Output each line of the material exactly as it stands.

───

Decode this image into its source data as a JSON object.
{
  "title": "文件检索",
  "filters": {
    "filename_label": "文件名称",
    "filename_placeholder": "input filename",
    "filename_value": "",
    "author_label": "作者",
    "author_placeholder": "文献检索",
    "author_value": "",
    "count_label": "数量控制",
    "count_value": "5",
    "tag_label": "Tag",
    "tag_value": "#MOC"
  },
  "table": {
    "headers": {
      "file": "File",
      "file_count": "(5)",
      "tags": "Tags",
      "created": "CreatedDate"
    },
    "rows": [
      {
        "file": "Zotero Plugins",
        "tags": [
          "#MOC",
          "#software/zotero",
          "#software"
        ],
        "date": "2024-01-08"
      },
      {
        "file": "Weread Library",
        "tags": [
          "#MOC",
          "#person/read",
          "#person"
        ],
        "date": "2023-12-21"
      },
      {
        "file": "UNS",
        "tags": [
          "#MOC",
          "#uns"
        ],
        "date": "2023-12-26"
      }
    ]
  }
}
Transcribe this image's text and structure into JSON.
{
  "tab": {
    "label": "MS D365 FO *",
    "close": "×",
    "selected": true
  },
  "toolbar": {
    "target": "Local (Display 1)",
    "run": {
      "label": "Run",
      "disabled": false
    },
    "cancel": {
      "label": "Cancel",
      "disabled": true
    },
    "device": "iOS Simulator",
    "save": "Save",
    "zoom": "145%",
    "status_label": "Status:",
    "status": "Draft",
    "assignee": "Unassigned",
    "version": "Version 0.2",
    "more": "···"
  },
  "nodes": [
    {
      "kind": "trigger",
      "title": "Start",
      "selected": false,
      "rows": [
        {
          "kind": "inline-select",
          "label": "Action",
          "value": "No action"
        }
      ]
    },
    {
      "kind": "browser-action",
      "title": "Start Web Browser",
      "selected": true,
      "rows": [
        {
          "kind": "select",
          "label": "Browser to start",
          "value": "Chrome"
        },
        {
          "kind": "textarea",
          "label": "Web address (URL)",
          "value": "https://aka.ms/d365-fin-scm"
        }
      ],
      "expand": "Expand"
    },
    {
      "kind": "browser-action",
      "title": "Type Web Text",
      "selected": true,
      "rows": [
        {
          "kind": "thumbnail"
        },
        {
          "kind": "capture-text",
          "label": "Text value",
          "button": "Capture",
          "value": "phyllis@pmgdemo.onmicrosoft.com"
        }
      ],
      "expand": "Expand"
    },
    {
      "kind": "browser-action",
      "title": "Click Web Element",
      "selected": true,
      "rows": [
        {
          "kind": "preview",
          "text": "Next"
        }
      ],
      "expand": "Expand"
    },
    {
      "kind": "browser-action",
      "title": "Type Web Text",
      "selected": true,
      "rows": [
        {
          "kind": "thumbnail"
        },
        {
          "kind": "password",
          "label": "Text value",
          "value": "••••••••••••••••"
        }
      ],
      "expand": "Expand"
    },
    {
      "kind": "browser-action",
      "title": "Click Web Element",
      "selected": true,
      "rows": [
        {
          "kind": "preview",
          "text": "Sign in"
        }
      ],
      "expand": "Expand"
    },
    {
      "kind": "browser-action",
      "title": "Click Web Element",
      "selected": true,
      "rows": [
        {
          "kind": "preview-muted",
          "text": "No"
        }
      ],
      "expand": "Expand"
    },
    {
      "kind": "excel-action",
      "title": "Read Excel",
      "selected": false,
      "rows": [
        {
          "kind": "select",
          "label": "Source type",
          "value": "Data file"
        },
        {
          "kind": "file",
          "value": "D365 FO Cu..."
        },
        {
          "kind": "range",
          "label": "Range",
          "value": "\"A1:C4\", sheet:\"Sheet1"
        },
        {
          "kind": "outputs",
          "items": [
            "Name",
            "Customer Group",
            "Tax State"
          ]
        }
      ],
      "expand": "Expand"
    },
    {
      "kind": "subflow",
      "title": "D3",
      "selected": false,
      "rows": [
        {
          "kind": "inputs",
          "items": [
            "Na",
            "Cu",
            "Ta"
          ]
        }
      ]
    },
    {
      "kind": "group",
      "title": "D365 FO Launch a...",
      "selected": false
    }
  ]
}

───

FINAL RESULT
Decode this image into its source data as a JSON object.
{
  "title": "文件检索",
  "filters": {
    "filename_label": "文件名称",
    "filename_placeholder": "input filename",
    "filename_value": "",
    "author_label": "作者",
    "author_placeholder": "文献检索",
    "author_value": "",
    "count_label": "数量控制",
    "count_value": "5",
    "tag_label": "Tag",
    "tag_value": "#MOC"
  },
  "table": {
    "headers": {
      "file": "File",
      "file_count": "(5)",
      "tags": "Tags",
      "created": "CreatedDate"
    },
    "rows": [
      {
        "file": "Zotero Plugins",
        "tags": [
          "#MOC",
          "#software/zotero",
          "#software"
        ],
        "date": "2024-01-08"
      },
      {
        "file": "Weread Library",
        "tags": [
          "#MOC",
          "#person/read",
          "#person"
        ],
        "date": "2023-12-21"
      },
      {
        "file": "UNS",
        "tags": [
          "#MOC",
          "#uns"
        ],
        "date": "2023-12-26"
      }
    ]
  }
}
Transcribe this image's text and structure into JSON.
{
  "tab": {
    "label": "MS D365 FO *",
    "close": "×",
    "selected": true
  },
  "toolbar": {
    "target": "Local (Display 1)",
    "run": {
      "label": "Run",
      "disabled": false
    },
    "cancel": {
      "label": "Cancel",
      "disabled": true
    },
    "device": "iOS Simulator",
    "save": "Save",
    "zoom": "145%",
    "status_label": "Status:",
    "status": "Draft",
    "assignee": "Unassigned",
    "version": "Version 0.2",
    "more": "···"
  },
  "nodes": [
    {
      "kind": "trigger",
      "title": "Start",
      "selected": false,
      "rows": [
        {
          "kind": "inline-select",
          "label": "Action",
          "value": "No action"
        }
      ]
    },
    {
      "kind": "browser-action",
      "title": "Start Web Browser",
      "selected": true,
      "rows": [
        {
          "kind": "select",
          "label": "Browser to start",
          "value": "Chrome"
        },
        {
          "kind": "textarea",
          "label": "Web address (URL)",
          "value": "https://aka.ms/d365-fin-scm"
        }
      ],
      "expand": "Expand"
    },
    {
      "kind": "browser-action",
      "title": "Type Web Text",
      "selected": true,
      "rows": [
        {
          "kind": "thumbnail"
        },
        {
          "kind": "capture-text",
          "label": "Text value",
          "button": "Capture",
          "value": "phyllis@pmgdemo.onmicrosoft.com"
        }
      ],
      "expand": "Expand"
    },
    {
      "kind": "browser-action",
      "title": "Click Web Element",
      "selected": true,
      "rows": [
        {
          "kind": "preview",
          "text": "Next"
        }
      ],
      "expand": "Expand"
    },
    {
      "kind": "browser-action",
      "title": "Type Web Text",
      "selected": true,
      "rows": [
        {
          "kind": "thumbnail"
        },
        {
          "kind": "password",
          "label": "Text value",
          "value": "••••••••••••••••"
        }
      ],
      "expand": "Expand"
    },
    {
      "kind": "browser-action",
      "title": "Click Web Element",
      "selected": true,
      "rows": [
        {
          "kind": "preview",
          "text": "Sign in"
        }
      ],
      "expand": "Expand"
    },
    {
      "kind": "browser-action",
      "title": "Click Web Element",
      "selected": true,
      "rows": [
        {
          "kind": "preview-muted",
          "text": "No"
        }
      ],
      "expand": "Expand"
    },
    {
      "kind": "excel-action",
      "title": "Read Excel",
      "selected": false,
      "rows": [
        {
          "kind": "select",
          "label": "Source type",
          "value": "Data file"
        },
        {
          "kind": "file",
          "value": "D365 FO Cu..."
        },
        {
          "kind": "range",
          "label": "Range",
          "value": "\"A1:C4\", sheet:\"Sheet1"
        },
        {
          "kind": "outputs",
          "items": [
            "Name",
            "Customer Group",
            "Tax State"
          ]
        }
      ],
      "expand": "Expand"
    },
    {
      "kind": "subflow",
      "title": "D3",
      "selected": false,
      "rows": [
        {
          "kind": "inputs",
          "items": [
            "Na",
            "Cu",
            "Ta"
          ]
        }
      ]
    },
    {
      "kind": "group",
      "title": "D365 FO Launch a...",
      "selected": false
    }
  ]
}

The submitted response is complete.